Testo scelto -

Cos'è OpenClaw e perché ha acceso l'allarme sicurezza?
Agente AI personale self-hosted diventato virale nel 2026, poi travolto da una vulnerabilità critica e da centinaia di skill malevole nel suo registry.
OpenClaw è un agente AI personale, pensato per girare sul proprio computer o server invece che nel cloud di un vendor: legge la posta, gestisce file, esegue comandi e si estende con skill installabili da un registry pubblico. Nasce a novembre 2025 come Clawdbot, progetto personale dello sviluppatore austriaco Peter Steinberger; dopo un rebrand intermedio in Moltbot, prende il nome definitivo di OpenClaw a seguito di contestazioni sul marchio. La crescita è stata fuori scala per uno strumento open source: oltre 180.000 stelle su GitHub e più di 2 milioni di visitatori in una sola settimana a fine gennaio 2026, spinti dal passaparola tra sviluppatori e power user entusiasti di un agente "tutto tuo", senza abbonamento e senza dati che escono dalla propria macchina. Proprio questa promessa, controllo totale e nessun intermediario cloud, ne ha fatto per settimane l'argomento più discusso nelle community tecniche, prima ancora che emergessero i problemi di sicurezza descritti più sotto.

Voci estratte -
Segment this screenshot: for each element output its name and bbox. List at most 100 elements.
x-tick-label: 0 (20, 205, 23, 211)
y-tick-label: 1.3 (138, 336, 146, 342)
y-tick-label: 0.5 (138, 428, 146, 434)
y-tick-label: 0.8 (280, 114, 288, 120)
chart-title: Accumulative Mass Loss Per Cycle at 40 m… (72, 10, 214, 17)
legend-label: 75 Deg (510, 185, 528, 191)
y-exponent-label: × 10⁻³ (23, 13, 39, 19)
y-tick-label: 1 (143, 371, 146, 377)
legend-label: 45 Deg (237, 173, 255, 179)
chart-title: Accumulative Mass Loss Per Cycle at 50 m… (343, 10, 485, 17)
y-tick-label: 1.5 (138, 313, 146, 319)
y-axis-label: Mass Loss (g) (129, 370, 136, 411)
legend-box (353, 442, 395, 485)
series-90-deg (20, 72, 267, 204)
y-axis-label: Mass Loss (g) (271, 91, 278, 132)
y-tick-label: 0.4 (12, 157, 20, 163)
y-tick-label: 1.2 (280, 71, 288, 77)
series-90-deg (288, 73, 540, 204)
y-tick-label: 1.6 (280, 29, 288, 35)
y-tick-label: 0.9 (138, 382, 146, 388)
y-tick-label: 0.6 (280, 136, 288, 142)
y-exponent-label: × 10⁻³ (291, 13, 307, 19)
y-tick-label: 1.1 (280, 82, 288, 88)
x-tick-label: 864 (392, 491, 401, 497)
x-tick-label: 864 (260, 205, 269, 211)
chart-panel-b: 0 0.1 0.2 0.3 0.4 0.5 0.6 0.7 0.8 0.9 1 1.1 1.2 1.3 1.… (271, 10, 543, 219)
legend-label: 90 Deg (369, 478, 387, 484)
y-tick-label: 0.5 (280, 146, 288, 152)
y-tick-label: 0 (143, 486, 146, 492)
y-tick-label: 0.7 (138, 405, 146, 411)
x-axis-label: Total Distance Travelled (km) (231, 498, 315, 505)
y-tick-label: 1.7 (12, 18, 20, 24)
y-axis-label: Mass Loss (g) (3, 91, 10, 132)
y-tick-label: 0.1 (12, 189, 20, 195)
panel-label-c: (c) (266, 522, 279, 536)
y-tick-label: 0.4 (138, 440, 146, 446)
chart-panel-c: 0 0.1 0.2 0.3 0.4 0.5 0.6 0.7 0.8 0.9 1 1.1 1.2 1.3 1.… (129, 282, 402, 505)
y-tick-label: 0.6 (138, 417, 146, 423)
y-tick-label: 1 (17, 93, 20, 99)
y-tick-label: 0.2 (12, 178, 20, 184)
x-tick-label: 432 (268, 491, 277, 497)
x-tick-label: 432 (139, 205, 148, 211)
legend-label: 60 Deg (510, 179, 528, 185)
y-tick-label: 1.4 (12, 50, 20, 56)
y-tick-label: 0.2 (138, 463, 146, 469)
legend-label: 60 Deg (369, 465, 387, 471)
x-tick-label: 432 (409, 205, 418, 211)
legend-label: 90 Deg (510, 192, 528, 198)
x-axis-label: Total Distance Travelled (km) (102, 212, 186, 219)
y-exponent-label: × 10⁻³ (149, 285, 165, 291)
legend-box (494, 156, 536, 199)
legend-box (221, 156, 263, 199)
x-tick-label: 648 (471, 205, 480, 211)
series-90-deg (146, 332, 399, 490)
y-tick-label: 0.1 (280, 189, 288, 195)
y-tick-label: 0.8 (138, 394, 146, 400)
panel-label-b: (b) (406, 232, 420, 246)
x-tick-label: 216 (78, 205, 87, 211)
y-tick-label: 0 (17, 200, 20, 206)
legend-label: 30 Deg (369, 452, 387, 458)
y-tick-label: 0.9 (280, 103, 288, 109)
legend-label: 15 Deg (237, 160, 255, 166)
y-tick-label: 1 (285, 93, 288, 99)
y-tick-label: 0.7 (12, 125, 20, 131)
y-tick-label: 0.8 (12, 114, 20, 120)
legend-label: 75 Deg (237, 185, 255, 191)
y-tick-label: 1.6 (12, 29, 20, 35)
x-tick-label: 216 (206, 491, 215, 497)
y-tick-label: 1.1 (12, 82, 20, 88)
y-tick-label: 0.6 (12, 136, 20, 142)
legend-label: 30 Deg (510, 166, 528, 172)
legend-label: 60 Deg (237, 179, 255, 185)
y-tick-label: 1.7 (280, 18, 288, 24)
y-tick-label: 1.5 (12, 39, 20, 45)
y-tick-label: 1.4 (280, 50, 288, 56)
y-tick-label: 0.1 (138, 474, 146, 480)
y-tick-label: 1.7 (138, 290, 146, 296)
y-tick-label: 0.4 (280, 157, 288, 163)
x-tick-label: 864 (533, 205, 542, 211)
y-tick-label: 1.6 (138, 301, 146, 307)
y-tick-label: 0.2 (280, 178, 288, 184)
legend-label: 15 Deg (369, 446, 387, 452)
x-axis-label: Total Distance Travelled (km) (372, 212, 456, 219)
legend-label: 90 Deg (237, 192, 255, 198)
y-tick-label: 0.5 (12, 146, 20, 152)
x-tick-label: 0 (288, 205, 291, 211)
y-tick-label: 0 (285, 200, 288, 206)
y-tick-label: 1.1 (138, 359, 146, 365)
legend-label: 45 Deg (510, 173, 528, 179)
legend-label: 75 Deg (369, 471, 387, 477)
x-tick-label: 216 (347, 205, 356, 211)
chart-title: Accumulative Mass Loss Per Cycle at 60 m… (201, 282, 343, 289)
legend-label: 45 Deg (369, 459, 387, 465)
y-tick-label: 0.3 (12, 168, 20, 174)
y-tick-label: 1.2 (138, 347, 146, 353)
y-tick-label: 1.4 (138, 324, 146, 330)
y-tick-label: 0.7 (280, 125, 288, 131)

Cosa fare - Puoi estrarre dal testo su OpenClaw, parola per parola, il passo da "Cos'è OpenClaw e" fino a "nel suo registry."? Le voci riportate qui non hanno alcun ruolo.

Soluzione -
Cos'è OpenClaw e perché ha acceso l'allarme sicurezza?
Agente AI personale self-hosted diventato virale nel 2026, poi travolto da una vulnerabilità critica e da centinaia di skill malevole nel suo registry.